* start Records supplied *

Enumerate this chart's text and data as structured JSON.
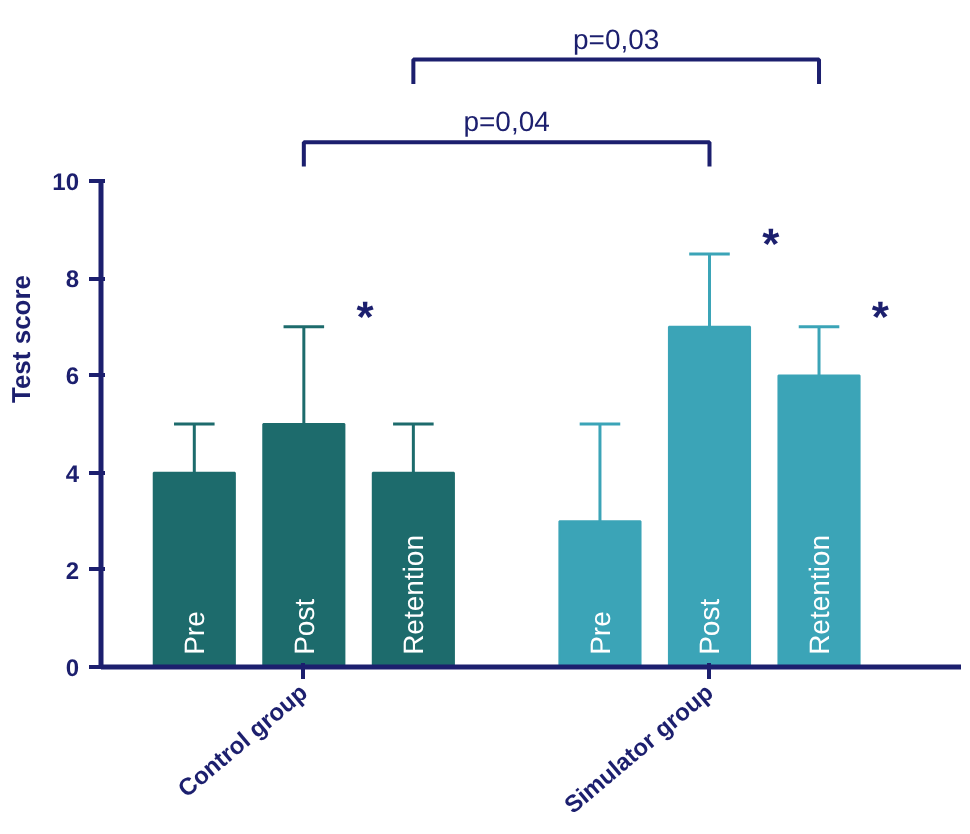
{
  "chart_data": {
    "type": "bar",
    "ylabel": "Test score",
    "categories": [
      "Control group",
      "Simulator group"
    ],
    "series": [
      {
        "name": "Pre",
        "colors": [
          "#1d6b6c",
          "#3ba4b7"
        ],
        "values": [
          4,
          3
        ],
        "errors": [
          [
            4,
            5
          ],
          [
            3,
            5
          ]
        ]
      },
      {
        "name": "Post",
        "colors": [
          "#1d6b6c",
          "#3ba4b7"
        ],
        "values": [
          5,
          7
        ],
        "errors": [
          [
            5,
            7
          ],
          [
            7,
            8.5
          ]
        ]
      },
      {
        "name": "Retention",
        "colors": [
          "#1d6b6c",
          "#3ba4b7"
        ],
        "values": [
          4,
          6
        ],
        "errors": [
          [
            4,
            5
          ],
          [
            6,
            7
          ]
        ]
      }
    ],
    "ylim": [
      0,
      10
    ],
    "yticks": [
      0,
      2,
      4,
      6,
      8,
      10
    ],
    "grid": false,
    "annotations": [
      "p=0,04",
      "p=0,03",
      "*",
      "*",
      "*"
    ]
  }
}
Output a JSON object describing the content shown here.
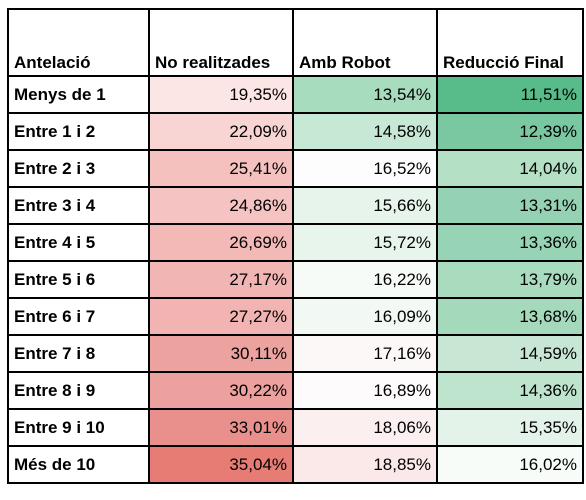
{
  "table": {
    "headers": [
      "Antelació",
      "No realitzades",
      "Amb Robot",
      "Reducció Final"
    ],
    "rows": [
      {
        "label": "Menys de 1",
        "values": [
          "19,35%",
          "13,54%",
          "11,51%"
        ],
        "colors": [
          "#fbe5e5",
          "#a8dcbf",
          "#57bb8a"
        ]
      },
      {
        "label": "Entre 1 i 2",
        "values": [
          "22,09%",
          "14,58%",
          "12,39%"
        ],
        "colors": [
          "#f8d4d3",
          "#c8e8d6",
          "#79c8a1"
        ]
      },
      {
        "label": "Entre 2 i 3",
        "values": [
          "25,41%",
          "16,52%",
          "14,04%"
        ],
        "colors": [
          "#f4c1bf",
          "#fcfdfc",
          "#b4e0c6"
        ]
      },
      {
        "label": "Entre 3 i 4",
        "values": [
          "24,86%",
          "15,66%",
          "13,31%"
        ],
        "colors": [
          "#f5c4c2",
          "#e6f4eb",
          "#95d2b3"
        ]
      },
      {
        "label": "Entre 4 i 5",
        "values": [
          "26,69%",
          "15,72%",
          "13,36%"
        ],
        "colors": [
          "#f2b9b7",
          "#e8f5ec",
          "#97d3b5"
        ]
      },
      {
        "label": "Entre 5 i 6",
        "values": [
          "27,17%",
          "16,22%",
          "13,79%"
        ],
        "colors": [
          "#f1b5b3",
          "#f6fbf8",
          "#a9dbbf"
        ]
      },
      {
        "label": "Entre 6 i 7",
        "values": [
          "27,27%",
          "16,09%",
          "13,68%"
        ],
        "colors": [
          "#f1b4b2",
          "#f2f9f4",
          "#a5d9bc"
        ]
      },
      {
        "label": "Entre 7 i 8",
        "values": [
          "30,11%",
          "17,16%",
          "14,59%"
        ],
        "colors": [
          "#eca29f",
          "#fdf8f8",
          "#c7e7d4"
        ]
      },
      {
        "label": "Entre 8 i 9",
        "values": [
          "30,22%",
          "16,89%",
          "14,36%"
        ],
        "colors": [
          "#eca19e",
          "#fdfbfb",
          "#bee4cd"
        ]
      },
      {
        "label": "Entre 9 i 10",
        "values": [
          "33,01%",
          "18,06%",
          "15,35%"
        ],
        "colors": [
          "#e9908c",
          "#fbefef",
          "#e3f3e9"
        ]
      },
      {
        "label": "Més de 10",
        "values": [
          "35,04%",
          "18,85%",
          "16,02%"
        ],
        "colors": [
          "#e67c73",
          "#fae9e8",
          "#f8fcf9"
        ]
      }
    ]
  }
}
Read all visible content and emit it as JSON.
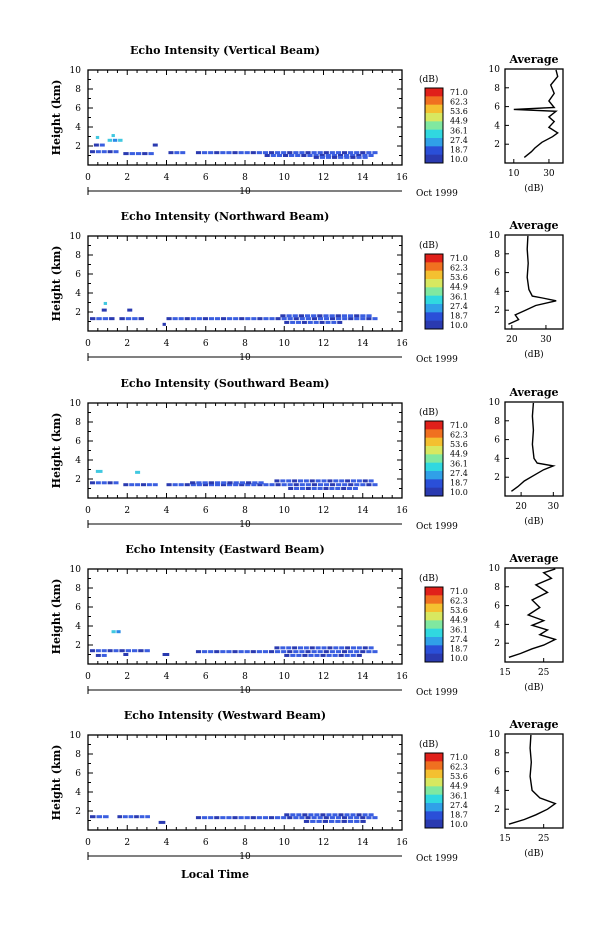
{
  "chart_data": {
    "type": "heatmap",
    "shared": {
      "x_ticks": [
        "0",
        "2",
        "4",
        "6",
        "8",
        "10",
        "12",
        "14",
        "16"
      ],
      "y_ticks": [
        "2",
        "4",
        "6",
        "8",
        "10"
      ],
      "xlim": [
        0,
        16
      ],
      "ylim": [
        0,
        10
      ],
      "date_number": "10",
      "date_label": "Oct 1999",
      "ylabel": "Height (km)",
      "xlabel": "Local Time",
      "colorbar_unit": "(dB)",
      "colorbar_ticks": [
        "71.0",
        "62.3",
        "53.6",
        "44.9",
        "36.1",
        "27.4",
        "18.7",
        "10.0"
      ],
      "colorbar_colors": [
        "#e0201a",
        "#f07020",
        "#f4c030",
        "#d8e860",
        "#80e8a0",
        "#30d8e0",
        "#30a0e8",
        "#2a4fd8",
        "#2a3ab0"
      ],
      "profile_title": "Average",
      "profile_xlabel": "(dB)"
    },
    "panels": [
      {
        "title": "Echo Intensity (Vertical Beam)",
        "echo_segments": [
          {
            "x0": 0.1,
            "x1": 1.6,
            "y": 1.4
          },
          {
            "x0": 1.8,
            "x1": 3.4,
            "y": 1.2
          },
          {
            "x0": 0.3,
            "x1": 0.9,
            "y": 2.1
          },
          {
            "x0": 1.0,
            "x1": 1.8,
            "y": 2.6
          },
          {
            "x0": 3.3,
            "x1": 3.6,
            "y": 2.1
          },
          {
            "x0": 0.4,
            "x1": 0.6,
            "y": 2.9
          },
          {
            "x0": 1.2,
            "x1": 1.4,
            "y": 3.1
          },
          {
            "x0": 5.5,
            "x1": 14.8,
            "y": 1.3
          },
          {
            "x0": 9.0,
            "x1": 14.6,
            "y": 1.0
          },
          {
            "x0": 4.1,
            "x1": 5.0,
            "y": 1.3
          },
          {
            "x0": 11.5,
            "x1": 14.3,
            "y": 0.8
          }
        ],
        "profile": {
          "xlim": [
            5,
            38
          ],
          "ticks": [
            "10",
            "30"
          ],
          "tick_values": [
            10,
            30
          ],
          "points": [
            [
              16,
              0.6
            ],
            [
              20,
              1.2
            ],
            [
              22,
              1.6
            ],
            [
              26,
              2.2
            ],
            [
              32,
              2.8
            ],
            [
              35,
              3.2
            ],
            [
              30,
              3.8
            ],
            [
              33,
              4.4
            ],
            [
              30,
              4.9
            ],
            [
              34,
              5.5
            ],
            [
              10,
              5.7
            ],
            [
              33,
              5.9
            ],
            [
              30,
              6.6
            ],
            [
              33,
              7.4
            ],
            [
              31,
              8.3
            ],
            [
              35,
              9.2
            ],
            [
              34,
              9.9
            ]
          ]
        }
      },
      {
        "title": "Echo Intensity (Northward Beam)",
        "echo_segments": [
          {
            "x0": 0.1,
            "x1": 1.4,
            "y": 1.3
          },
          {
            "x0": 1.6,
            "x1": 2.9,
            "y": 1.3
          },
          {
            "x0": 0.7,
            "x1": 1.0,
            "y": 2.2
          },
          {
            "x0": 0.8,
            "x1": 1.0,
            "y": 2.9
          },
          {
            "x0": 2.0,
            "x1": 2.3,
            "y": 2.2
          },
          {
            "x0": 4.0,
            "x1": 14.8,
            "y": 1.3
          },
          {
            "x0": 9.8,
            "x1": 14.5,
            "y": 1.6
          },
          {
            "x0": 10.0,
            "x1": 13.0,
            "y": 0.9
          },
          {
            "x0": 3.8,
            "x1": 4.0,
            "y": 0.7
          }
        ],
        "profile": {
          "xlim": [
            18,
            35
          ],
          "ticks": [
            "20",
            "30"
          ],
          "tick_values": [
            20,
            30
          ],
          "points": [
            [
              19,
              0.5
            ],
            [
              22,
              1.0
            ],
            [
              21,
              1.5
            ],
            [
              24,
              2.0
            ],
            [
              27,
              2.5
            ],
            [
              33,
              3.0
            ],
            [
              29,
              3.3
            ],
            [
              26,
              3.5
            ],
            [
              25,
              4.2
            ],
            [
              24.5,
              5.5
            ],
            [
              24.8,
              7.0
            ],
            [
              24.5,
              8.5
            ],
            [
              24.7,
              9.9
            ]
          ]
        }
      },
      {
        "title": "Echo Intensity (Southward Beam)",
        "echo_segments": [
          {
            "x0": 0.1,
            "x1": 1.6,
            "y": 1.6
          },
          {
            "x0": 1.8,
            "x1": 3.6,
            "y": 1.4
          },
          {
            "x0": 0.4,
            "x1": 0.8,
            "y": 2.8
          },
          {
            "x0": 2.4,
            "x1": 2.7,
            "y": 2.7
          },
          {
            "x0": 4.0,
            "x1": 14.8,
            "y": 1.4
          },
          {
            "x0": 9.5,
            "x1": 14.6,
            "y": 1.8
          },
          {
            "x0": 10.2,
            "x1": 13.8,
            "y": 1.0
          },
          {
            "x0": 5.2,
            "x1": 9.0,
            "y": 1.6
          }
        ],
        "profile": {
          "xlim": [
            15,
            33
          ],
          "ticks": [
            "20",
            "30"
          ],
          "tick_values": [
            20,
            30
          ],
          "points": [
            [
              17,
              0.5
            ],
            [
              19,
              1.0
            ],
            [
              21,
              1.6
            ],
            [
              24,
              2.2
            ],
            [
              27,
              2.8
            ],
            [
              30,
              3.2
            ],
            [
              25,
              3.5
            ],
            [
              24,
              4.0
            ],
            [
              23.5,
              5.5
            ],
            [
              23.8,
              7.0
            ],
            [
              23.5,
              8.5
            ],
            [
              23.8,
              9.9
            ]
          ]
        }
      },
      {
        "title": "Echo Intensity (Eastward Beam)",
        "echo_segments": [
          {
            "x0": 0.1,
            "x1": 1.6,
            "y": 1.4
          },
          {
            "x0": 1.6,
            "x1": 3.2,
            "y": 1.4
          },
          {
            "x0": 0.4,
            "x1": 1.0,
            "y": 0.9
          },
          {
            "x0": 1.2,
            "x1": 1.7,
            "y": 3.4
          },
          {
            "x0": 1.8,
            "x1": 2.1,
            "y": 1.0
          },
          {
            "x0": 3.8,
            "x1": 4.2,
            "y": 1.0
          },
          {
            "x0": 5.5,
            "x1": 14.8,
            "y": 1.3
          },
          {
            "x0": 9.5,
            "x1": 14.6,
            "y": 1.7
          },
          {
            "x0": 10.0,
            "x1": 14.0,
            "y": 0.9
          }
        ],
        "profile": {
          "xlim": [
            15,
            30
          ],
          "ticks": [
            "15",
            "25"
          ],
          "tick_values": [
            15,
            25
          ],
          "points": [
            [
              16,
              0.5
            ],
            [
              19,
              0.9
            ],
            [
              22,
              1.4
            ],
            [
              25,
              1.8
            ],
            [
              28,
              2.4
            ],
            [
              24,
              2.9
            ],
            [
              26,
              3.4
            ],
            [
              22,
              3.9
            ],
            [
              25,
              4.4
            ],
            [
              21,
              5.0
            ],
            [
              24,
              5.8
            ],
            [
              22,
              6.6
            ],
            [
              26,
              7.4
            ],
            [
              23,
              8.2
            ],
            [
              27,
              8.9
            ],
            [
              25,
              9.5
            ],
            [
              28,
              9.9
            ]
          ]
        }
      },
      {
        "title": "Echo Intensity (Westward Beam)",
        "echo_segments": [
          {
            "x0": 0.1,
            "x1": 1.1,
            "y": 1.4
          },
          {
            "x0": 1.5,
            "x1": 3.2,
            "y": 1.4
          },
          {
            "x0": 3.6,
            "x1": 4.0,
            "y": 0.8
          },
          {
            "x0": 5.5,
            "x1": 14.8,
            "y": 1.3
          },
          {
            "x0": 10.0,
            "x1": 14.6,
            "y": 1.6
          },
          {
            "x0": 11.0,
            "x1": 14.2,
            "y": 0.9
          }
        ],
        "profile": {
          "xlim": [
            15,
            30
          ],
          "ticks": [
            "15",
            "25"
          ],
          "tick_values": [
            15,
            25
          ],
          "points": [
            [
              16,
              0.4
            ],
            [
              20,
              0.9
            ],
            [
              23,
              1.4
            ],
            [
              26,
              2.0
            ],
            [
              28,
              2.6
            ],
            [
              24,
              3.2
            ],
            [
              22,
              4.0
            ],
            [
              21.5,
              5.5
            ],
            [
              21.8,
              7.0
            ],
            [
              21.5,
              8.5
            ],
            [
              21.7,
              9.9
            ]
          ]
        }
      }
    ]
  }
}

* end Records supplied *

**Description of the task**:
Return all the lines that contain the string "content".

**Answer to this task**:
Output a JSON object describing the content shown here.
Read all visible content and emit it as JSON.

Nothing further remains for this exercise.